Exercise aim:
Look through the material below for "dbname". Copy every line that contains it.

= = = =

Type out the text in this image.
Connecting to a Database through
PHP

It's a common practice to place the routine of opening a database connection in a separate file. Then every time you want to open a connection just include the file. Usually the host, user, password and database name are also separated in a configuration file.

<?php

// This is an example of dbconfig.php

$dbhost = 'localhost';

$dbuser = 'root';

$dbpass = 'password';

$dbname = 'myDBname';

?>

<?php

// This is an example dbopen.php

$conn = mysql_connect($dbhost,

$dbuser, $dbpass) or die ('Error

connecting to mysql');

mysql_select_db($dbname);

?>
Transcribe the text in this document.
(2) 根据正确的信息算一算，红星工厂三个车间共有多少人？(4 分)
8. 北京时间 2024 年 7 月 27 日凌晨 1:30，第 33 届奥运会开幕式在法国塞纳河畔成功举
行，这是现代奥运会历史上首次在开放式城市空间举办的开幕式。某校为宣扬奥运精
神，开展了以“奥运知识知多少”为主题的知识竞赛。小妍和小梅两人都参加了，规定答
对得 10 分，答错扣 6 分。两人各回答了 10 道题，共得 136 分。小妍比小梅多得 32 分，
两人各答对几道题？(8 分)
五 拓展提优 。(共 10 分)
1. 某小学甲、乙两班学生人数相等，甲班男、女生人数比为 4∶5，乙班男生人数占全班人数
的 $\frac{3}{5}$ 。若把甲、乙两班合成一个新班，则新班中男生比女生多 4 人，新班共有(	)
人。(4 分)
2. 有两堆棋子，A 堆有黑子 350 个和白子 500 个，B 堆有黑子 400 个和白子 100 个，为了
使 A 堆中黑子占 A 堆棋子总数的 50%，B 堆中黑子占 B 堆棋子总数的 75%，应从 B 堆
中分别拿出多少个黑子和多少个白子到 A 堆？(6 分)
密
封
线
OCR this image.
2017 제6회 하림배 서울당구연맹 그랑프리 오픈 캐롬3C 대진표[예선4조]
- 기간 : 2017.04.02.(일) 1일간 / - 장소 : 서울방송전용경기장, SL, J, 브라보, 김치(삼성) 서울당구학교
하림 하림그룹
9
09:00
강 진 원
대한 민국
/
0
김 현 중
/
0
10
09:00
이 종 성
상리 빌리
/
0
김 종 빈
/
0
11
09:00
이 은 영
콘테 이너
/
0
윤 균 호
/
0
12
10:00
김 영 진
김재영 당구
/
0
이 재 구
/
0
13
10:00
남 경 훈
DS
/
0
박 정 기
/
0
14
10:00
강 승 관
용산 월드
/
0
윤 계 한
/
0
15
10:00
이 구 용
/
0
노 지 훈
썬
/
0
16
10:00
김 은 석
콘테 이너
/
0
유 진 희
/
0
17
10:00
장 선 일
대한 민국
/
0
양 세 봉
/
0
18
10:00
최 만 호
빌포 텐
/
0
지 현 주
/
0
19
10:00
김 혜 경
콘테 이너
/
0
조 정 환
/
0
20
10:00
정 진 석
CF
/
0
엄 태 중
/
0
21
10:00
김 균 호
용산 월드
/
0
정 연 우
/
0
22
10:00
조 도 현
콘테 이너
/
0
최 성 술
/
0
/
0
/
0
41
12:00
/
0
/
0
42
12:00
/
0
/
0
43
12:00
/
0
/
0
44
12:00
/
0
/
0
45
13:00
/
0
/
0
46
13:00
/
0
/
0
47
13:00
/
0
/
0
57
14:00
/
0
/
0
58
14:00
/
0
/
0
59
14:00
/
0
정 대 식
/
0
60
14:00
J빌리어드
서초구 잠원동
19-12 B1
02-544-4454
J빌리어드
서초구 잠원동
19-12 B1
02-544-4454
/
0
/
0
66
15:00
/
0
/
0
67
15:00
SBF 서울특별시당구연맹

= = = =

Task result:
$dbname = 'myDBname';
mysql_select_db($dbname);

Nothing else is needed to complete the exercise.